## Extracted information

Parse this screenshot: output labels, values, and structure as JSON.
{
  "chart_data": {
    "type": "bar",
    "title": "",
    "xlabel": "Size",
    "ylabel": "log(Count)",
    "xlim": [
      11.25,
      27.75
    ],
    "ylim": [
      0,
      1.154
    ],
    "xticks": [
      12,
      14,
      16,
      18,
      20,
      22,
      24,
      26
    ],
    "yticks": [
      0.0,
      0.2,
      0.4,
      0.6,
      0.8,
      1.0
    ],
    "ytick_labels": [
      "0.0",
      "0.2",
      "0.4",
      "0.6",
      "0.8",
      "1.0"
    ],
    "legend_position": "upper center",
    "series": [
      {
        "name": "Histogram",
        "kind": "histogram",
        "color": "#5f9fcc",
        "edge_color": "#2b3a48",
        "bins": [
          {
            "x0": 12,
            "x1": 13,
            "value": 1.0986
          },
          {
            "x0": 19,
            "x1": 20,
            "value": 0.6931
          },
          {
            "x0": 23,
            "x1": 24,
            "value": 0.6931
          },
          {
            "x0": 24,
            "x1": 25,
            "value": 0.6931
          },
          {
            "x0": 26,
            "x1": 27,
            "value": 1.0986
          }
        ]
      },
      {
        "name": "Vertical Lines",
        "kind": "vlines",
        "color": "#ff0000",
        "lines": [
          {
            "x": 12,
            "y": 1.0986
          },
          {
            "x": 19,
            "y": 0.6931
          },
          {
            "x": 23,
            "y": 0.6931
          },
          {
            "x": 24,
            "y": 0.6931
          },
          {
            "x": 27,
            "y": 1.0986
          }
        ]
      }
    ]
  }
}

...

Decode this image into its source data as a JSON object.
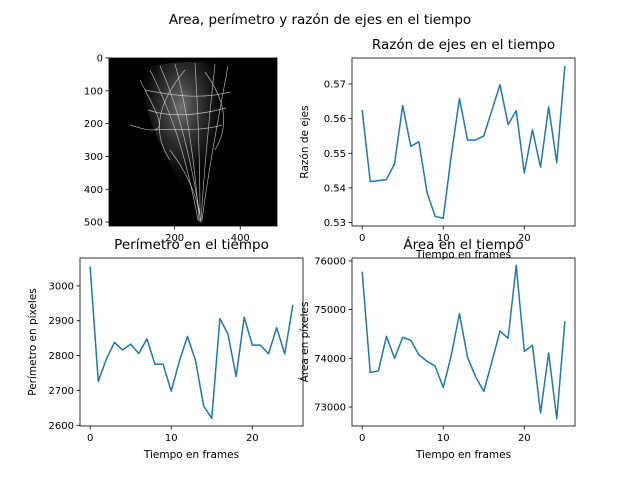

...

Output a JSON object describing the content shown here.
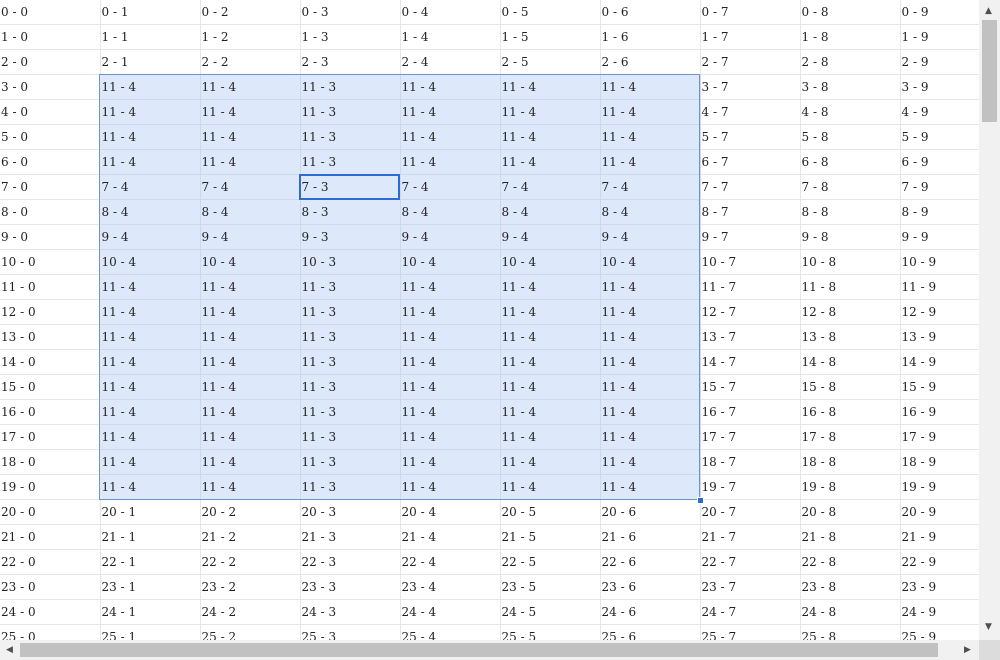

## Set task
In the entries above, find every line holding the word "object" and copy it out.

## Reply
Decode this image into its source data as a JSON object.
Output a JSON object describing the content shown here.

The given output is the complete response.